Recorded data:
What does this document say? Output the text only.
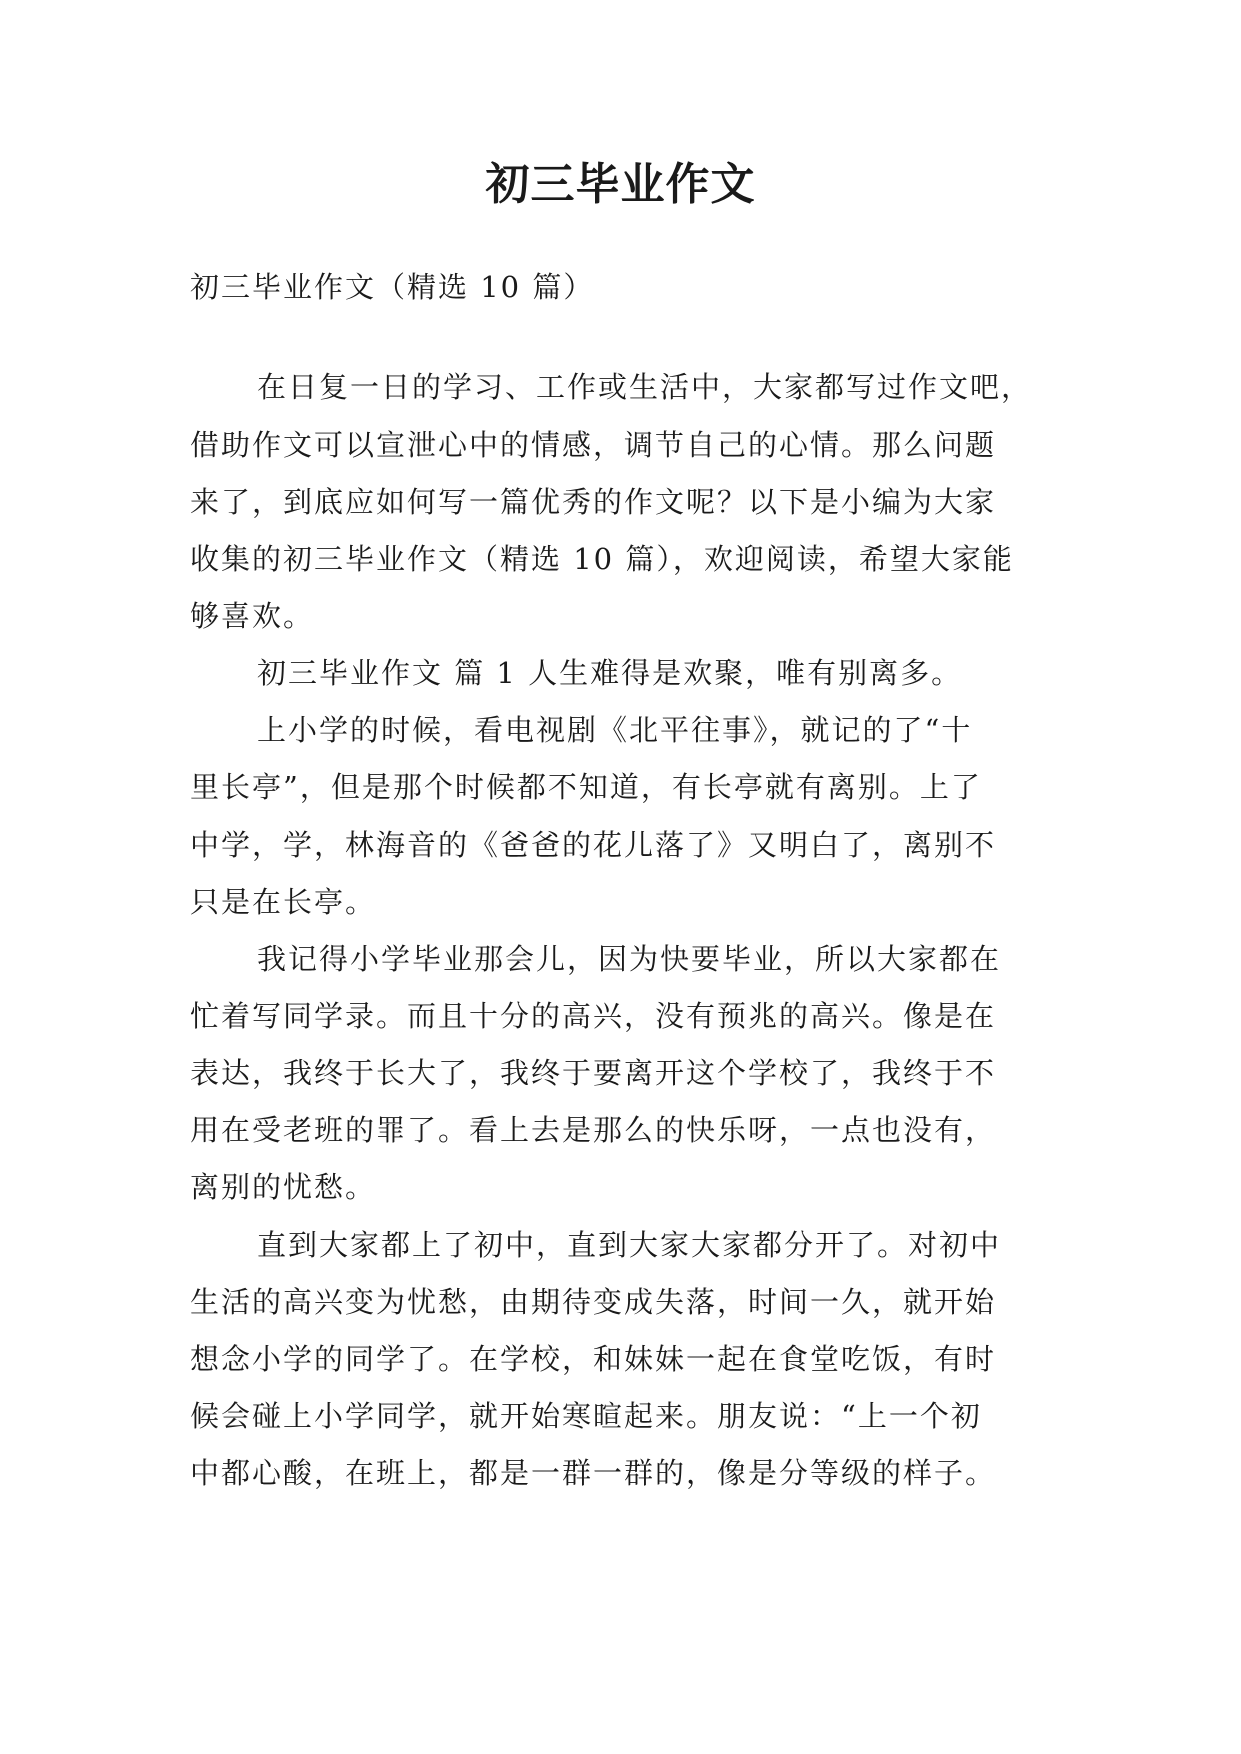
初三毕业作文
初三毕业作文（精选 10 篇）
在日复一日的学习、工作或生活中，大家都写过作文吧，
借助作文可以宣泄心中的情感，调节自己的心情。那么问题
来了，到底应如何写一篇优秀的作文呢？以下是小编为大家
收集的初三毕业作文（精选 10 篇），欢迎阅读，希望大家能
够喜欢。
初三毕业作文 篇 1 人生难得是欢聚，唯有别离多。
上小学的时候，看电视剧《北平往事》，就记的了“十
里长亭”，但是那个时候都不知道，有长亭就有离别。上了
中学，学，林海音的《爸爸的花儿落了》又明白了，离别不
只是在长亭。
我记得小学毕业那会儿，因为快要毕业，所以大家都在
忙着写同学录。而且十分的高兴，没有预兆的高兴。像是在
表达，我终于长大了，我终于要离开这个学校了，我终于不
用在受老班的罪了。看上去是那么的快乐呀，一点也没有，
离别的忧愁。
直到大家都上了初中，直到大家大家都分开了。对初中
生活的高兴变为忧愁，由期待变成失落，时间一久，就开始
想念小学的同学了。在学校，和妹妹一起在食堂吃饭，有时
候会碰上小学同学，就开始寒暄起来。朋友说：“上一个初
中都心酸，在班上，都是一群一群的，像是分等级的样子。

> _The problem_
Copy each line of the records precisely and drop any images they hold.

> _Problem solution_
What does this document say? Output the text only.
初三毕业作文
初三毕业作文（精选 10 篇）
在日复一日的学习、工作或生活中，大家都写过作文吧，
借助作文可以宣泄心中的情感，调节自己的心情。那么问题
来了，到底应如何写一篇优秀的作文呢？以下是小编为大家
收集的初三毕业作文（精选 10 篇），欢迎阅读，希望大家能
够喜欢。
初三毕业作文 篇 1 人生难得是欢聚，唯有别离多。
上小学的时候，看电视剧《北平往事》，就记的了“十
里长亭”，但是那个时候都不知道，有长亭就有离别。上了
中学，学，林海音的《爸爸的花儿落了》又明白了，离别不
只是在长亭。
我记得小学毕业那会儿，因为快要毕业，所以大家都在
忙着写同学录。而且十分的高兴，没有预兆的高兴。像是在
表达，我终于长大了，我终于要离开这个学校了，我终于不
用在受老班的罪了。看上去是那么的快乐呀，一点也没有，
离别的忧愁。
直到大家都上了初中，直到大家大家都分开了。对初中
生活的高兴变为忧愁，由期待变成失落，时间一久，就开始
想念小学的同学了。在学校，和妹妹一起在食堂吃饭，有时
候会碰上小学同学，就开始寒暄起来。朋友说：“上一个初
中都心酸，在班上，都是一群一群的，像是分等级的样子。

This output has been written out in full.